Provided records:

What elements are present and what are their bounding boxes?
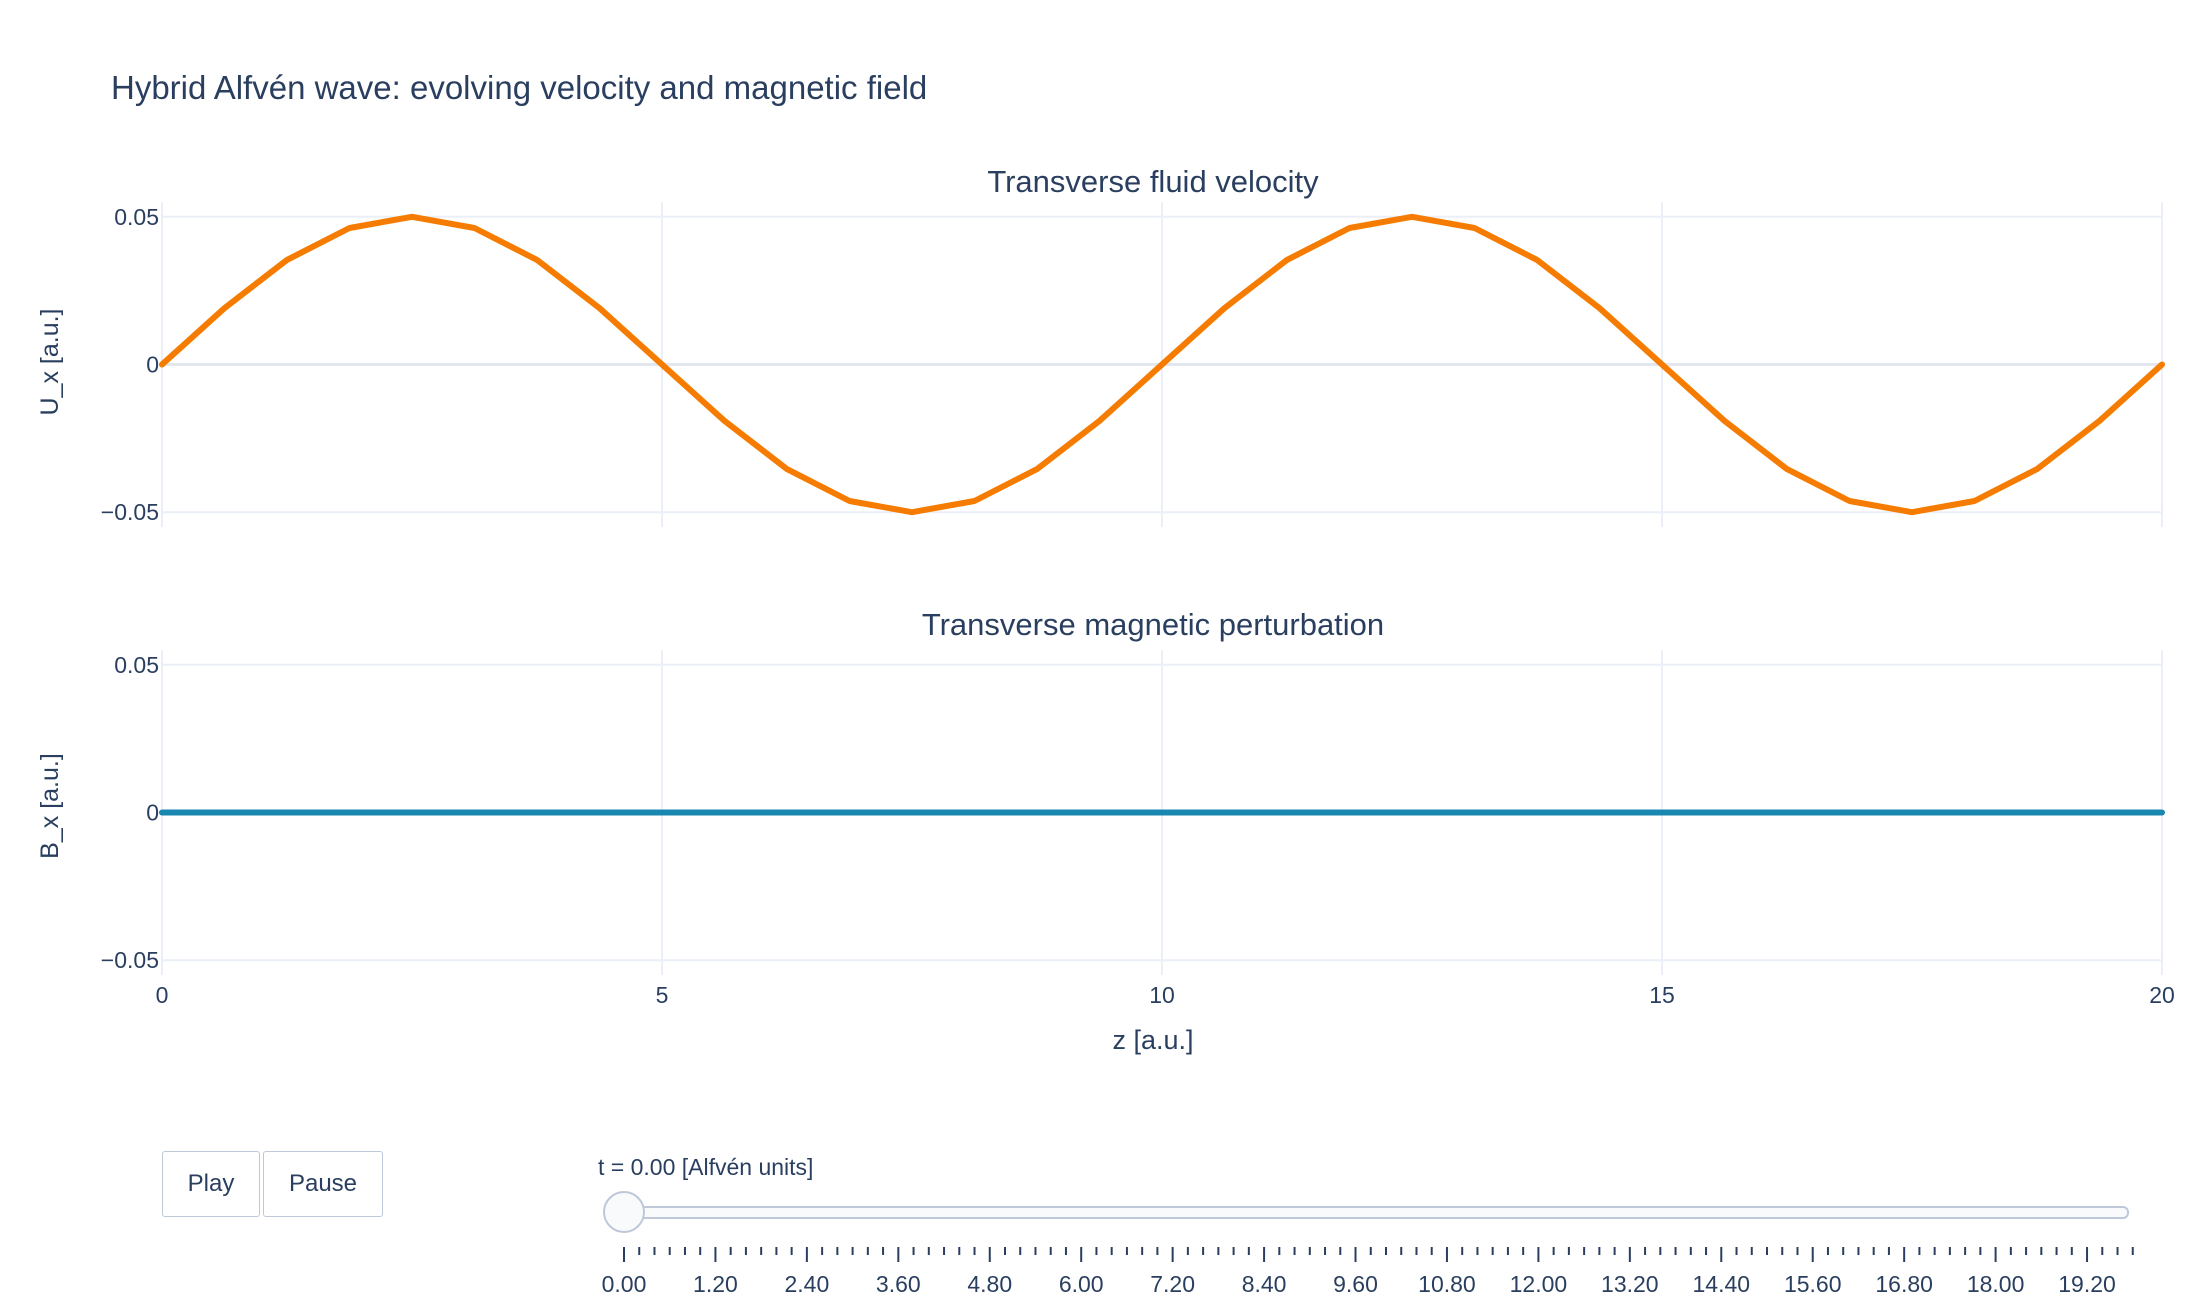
slider-tick-label: 9.60 <box>1333 1271 1378 1297</box>
x-tick-label: 20 <box>2149 982 2175 1008</box>
slider-tick-label: 7.20 <box>1150 1271 1195 1297</box>
slider-tick-label: 12.00 <box>1510 1271 1568 1297</box>
velocity-y-tick-label: 0.05 <box>114 204 159 230</box>
slider-tick-label: 1.20 <box>693 1271 738 1297</box>
velocity-y-tick-label: 0 <box>146 352 159 378</box>
slider-tick-label: 10.80 <box>1418 1271 1476 1297</box>
slider-tick-label: 3.60 <box>876 1271 921 1297</box>
magnetic-panel-title: Transverse magnetic perturbation <box>922 607 1384 642</box>
slider-tick-label: 13.20 <box>1601 1271 1659 1297</box>
slider-tick-label: 15.60 <box>1784 1271 1842 1297</box>
slider-tick-label: 8.40 <box>1242 1271 1287 1297</box>
velocity-panel: Transverse fluid velocity U_x [a.u.] 0.0… <box>36 164 2165 527</box>
velocity-series-line <box>159 213 2165 516</box>
slider-ticks: 0.00 1.20 2.40 3.60 4.80 6.00 7.20 8.40 9.60 10.8… <box>602 1247 2134 1297</box>
slider-tick-label: 19.20 <box>2058 1271 2116 1297</box>
x-tick-label: 15 <box>1649 982 1675 1008</box>
magnetic-y-tick-label: −0.05 <box>101 947 159 973</box>
x-axis-label: z [a.u.] <box>1112 1025 1193 1055</box>
magnetic-y-tick-label: 0 <box>146 800 159 826</box>
slider-current-label: t = 0.00 [Alfvén units] <box>598 1154 813 1180</box>
velocity-y-tick-label: −0.05 <box>101 499 159 525</box>
slider-handle[interactable] <box>603 1191 645 1233</box>
x-tick-label: 10 <box>1149 982 1175 1008</box>
x-tick-label: 5 <box>656 982 669 1008</box>
x-tick-label: 0 <box>156 982 169 1008</box>
slider-tick-label: 6.00 <box>1059 1271 1104 1297</box>
slider-tick-label: 4.80 <box>967 1271 1012 1297</box>
slider-tick-label: 0.00 <box>602 1271 647 1297</box>
slider-tick-label: 2.40 <box>784 1271 829 1297</box>
velocity-panel-title: Transverse fluid velocity <box>987 164 1319 199</box>
velocity-y-axis-label: U_x [a.u.] <box>36 309 64 416</box>
time-slider[interactable]: 0.00 1.20 2.40 3.60 4.80 6.00 7.20 8.40 9.60 10.8… <box>602 1191 2134 1297</box>
slider-tick-label: 16.80 <box>1875 1271 1933 1297</box>
figure-title: Hybrid Alfvén wave: evolving velocity an… <box>111 69 927 106</box>
magnetic-y-tick-label: 0.05 <box>114 652 159 678</box>
magnetic-panel: Transverse magnetic perturbation B_x [a.… <box>36 607 2175 1008</box>
pause-button[interactable]: Pause <box>263 1151 383 1217</box>
play-button[interactable]: Play <box>162 1151 260 1217</box>
slider-tick-label: 14.40 <box>1692 1271 1750 1297</box>
magnetic-y-axis-label: B_x [a.u.] <box>36 753 64 859</box>
slider-rail[interactable] <box>617 1206 2129 1219</box>
slider-tick-label: 18.00 <box>1967 1271 2025 1297</box>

What to do:
Reproduce verbatim the lines of the records from the line with "slider-tick-label: 9.60 <box>1333" up to and including the line with "pause-button[interactable]: Pause <box>263".

Result of the exercise:
slider-tick-label: 9.60 <box>1333 1271 1378 1297</box>
x-tick-label: 20 <box>2149 982 2175 1008</box>
slider-tick-label: 7.20 <box>1150 1271 1195 1297</box>
slider-tick-label: 12.00 <box>1510 1271 1568 1297</box>
velocity-y-tick-label: 0.05 <box>114 204 159 230</box>
slider-tick-label: 1.20 <box>693 1271 738 1297</box>
velocity-y-tick-label: 0 <box>146 352 159 378</box>
slider-tick-label: 10.80 <box>1418 1271 1476 1297</box>
slider-tick-label: 3.60 <box>876 1271 921 1297</box>
magnetic-panel-title: Transverse magnetic perturbation <box>922 607 1384 642</box>
slider-tick-label: 13.20 <box>1601 1271 1659 1297</box>
slider-tick-label: 15.60 <box>1784 1271 1842 1297</box>
slider-tick-label: 8.40 <box>1242 1271 1287 1297</box>
velocity-panel: Transverse fluid velocity U_x [a.u.] 0.0… <box>36 164 2165 527</box>
velocity-series-line <box>159 213 2165 516</box>
slider-ticks: 0.00 1.20 2.40 3.60 4.80 6.00 7.20 8.40 9.60 10.8… <box>602 1247 2134 1297</box>
slider-tick-label: 19.20 <box>2058 1271 2116 1297</box>
x-tick-label: 15 <box>1649 982 1675 1008</box>
magnetic-y-tick-label: −0.05 <box>101 947 159 973</box>
x-axis-label: z [a.u.] <box>1112 1025 1193 1055</box>
magnetic-y-tick-label: 0 <box>146 800 159 826</box>
slider-current-label: t = 0.00 [Alfvén units] <box>598 1154 813 1180</box>
velocity-y-tick-label: −0.05 <box>101 499 159 525</box>
slider-handle[interactable] <box>603 1191 645 1233</box>
x-tick-label: 10 <box>1149 982 1175 1008</box>
x-tick-label: 5 <box>656 982 669 1008</box>
x-tick-label: 0 <box>156 982 169 1008</box>
slider-tick-label: 6.00 <box>1059 1271 1104 1297</box>
slider-tick-label: 4.80 <box>967 1271 1012 1297</box>
slider-tick-label: 0.00 <box>602 1271 647 1297</box>
slider-tick-label: 2.40 <box>784 1271 829 1297</box>
velocity-panel-title: Transverse fluid velocity <box>987 164 1319 199</box>
velocity-y-axis-label: U_x [a.u.] <box>36 309 64 416</box>
time-slider[interactable]: 0.00 1.20 2.40 3.60 4.80 6.00 7.20 8.40 9.60 10.8… <box>602 1191 2134 1297</box>
slider-tick-label: 16.80 <box>1875 1271 1933 1297</box>
figure-title: Hybrid Alfvén wave: evolving velocity an… <box>111 69 927 106</box>
magnetic-y-tick-label: 0.05 <box>114 652 159 678</box>
magnetic-panel: Transverse magnetic perturbation B_x [a.… <box>36 607 2175 1008</box>
pause-button[interactable]: Pause <box>263 1151 383 1217</box>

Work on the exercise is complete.